PROBLEM: Count the lines in the entries below that include the word "Свойства". Give nothing but the number.

>> Start INPUT MATERIAL

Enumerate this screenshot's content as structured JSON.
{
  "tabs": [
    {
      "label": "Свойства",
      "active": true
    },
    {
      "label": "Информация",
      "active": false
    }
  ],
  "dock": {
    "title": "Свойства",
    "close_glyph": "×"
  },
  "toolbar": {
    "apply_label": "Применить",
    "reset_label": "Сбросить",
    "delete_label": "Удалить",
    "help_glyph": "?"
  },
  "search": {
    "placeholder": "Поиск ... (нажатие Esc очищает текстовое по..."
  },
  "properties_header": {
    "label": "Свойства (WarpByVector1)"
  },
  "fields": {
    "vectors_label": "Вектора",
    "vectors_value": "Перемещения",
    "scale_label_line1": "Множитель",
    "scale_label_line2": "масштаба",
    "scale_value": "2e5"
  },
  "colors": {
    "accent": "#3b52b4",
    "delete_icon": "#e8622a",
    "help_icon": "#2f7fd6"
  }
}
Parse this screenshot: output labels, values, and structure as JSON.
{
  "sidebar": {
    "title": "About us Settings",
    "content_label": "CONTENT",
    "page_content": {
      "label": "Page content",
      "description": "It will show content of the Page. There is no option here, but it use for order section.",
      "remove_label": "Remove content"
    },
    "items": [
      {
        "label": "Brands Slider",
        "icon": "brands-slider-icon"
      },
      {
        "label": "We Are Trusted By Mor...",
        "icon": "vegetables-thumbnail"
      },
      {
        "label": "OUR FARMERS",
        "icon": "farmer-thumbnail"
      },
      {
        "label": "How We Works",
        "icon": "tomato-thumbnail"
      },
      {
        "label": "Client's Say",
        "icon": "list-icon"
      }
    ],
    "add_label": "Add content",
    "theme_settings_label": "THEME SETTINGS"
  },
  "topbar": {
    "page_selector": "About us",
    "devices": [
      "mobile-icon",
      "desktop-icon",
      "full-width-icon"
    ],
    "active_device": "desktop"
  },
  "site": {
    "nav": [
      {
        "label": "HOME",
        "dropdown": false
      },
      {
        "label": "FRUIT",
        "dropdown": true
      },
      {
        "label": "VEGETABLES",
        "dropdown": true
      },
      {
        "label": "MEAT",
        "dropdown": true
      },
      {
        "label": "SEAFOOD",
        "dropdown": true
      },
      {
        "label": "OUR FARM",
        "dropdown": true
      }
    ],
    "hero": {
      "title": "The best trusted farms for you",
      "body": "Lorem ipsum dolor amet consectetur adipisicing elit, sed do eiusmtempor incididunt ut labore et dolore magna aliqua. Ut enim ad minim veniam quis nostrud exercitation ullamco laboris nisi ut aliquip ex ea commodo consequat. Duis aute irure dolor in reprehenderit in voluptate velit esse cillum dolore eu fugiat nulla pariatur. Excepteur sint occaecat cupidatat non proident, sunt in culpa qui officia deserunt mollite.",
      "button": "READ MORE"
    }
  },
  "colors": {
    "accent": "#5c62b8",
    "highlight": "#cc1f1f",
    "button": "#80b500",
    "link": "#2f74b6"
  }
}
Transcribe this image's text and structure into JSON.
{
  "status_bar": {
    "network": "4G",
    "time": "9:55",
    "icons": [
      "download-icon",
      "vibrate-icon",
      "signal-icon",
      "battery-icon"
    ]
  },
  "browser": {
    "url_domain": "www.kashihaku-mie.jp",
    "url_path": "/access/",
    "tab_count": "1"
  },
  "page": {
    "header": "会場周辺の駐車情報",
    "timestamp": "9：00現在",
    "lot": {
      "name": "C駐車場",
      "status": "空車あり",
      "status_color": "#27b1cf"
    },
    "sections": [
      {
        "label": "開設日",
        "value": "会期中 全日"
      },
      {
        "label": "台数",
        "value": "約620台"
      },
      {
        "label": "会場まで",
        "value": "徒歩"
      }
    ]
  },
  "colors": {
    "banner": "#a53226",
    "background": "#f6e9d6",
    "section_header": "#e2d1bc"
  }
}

>> End INPUT MATERIAL

FINAL ANSWER: 3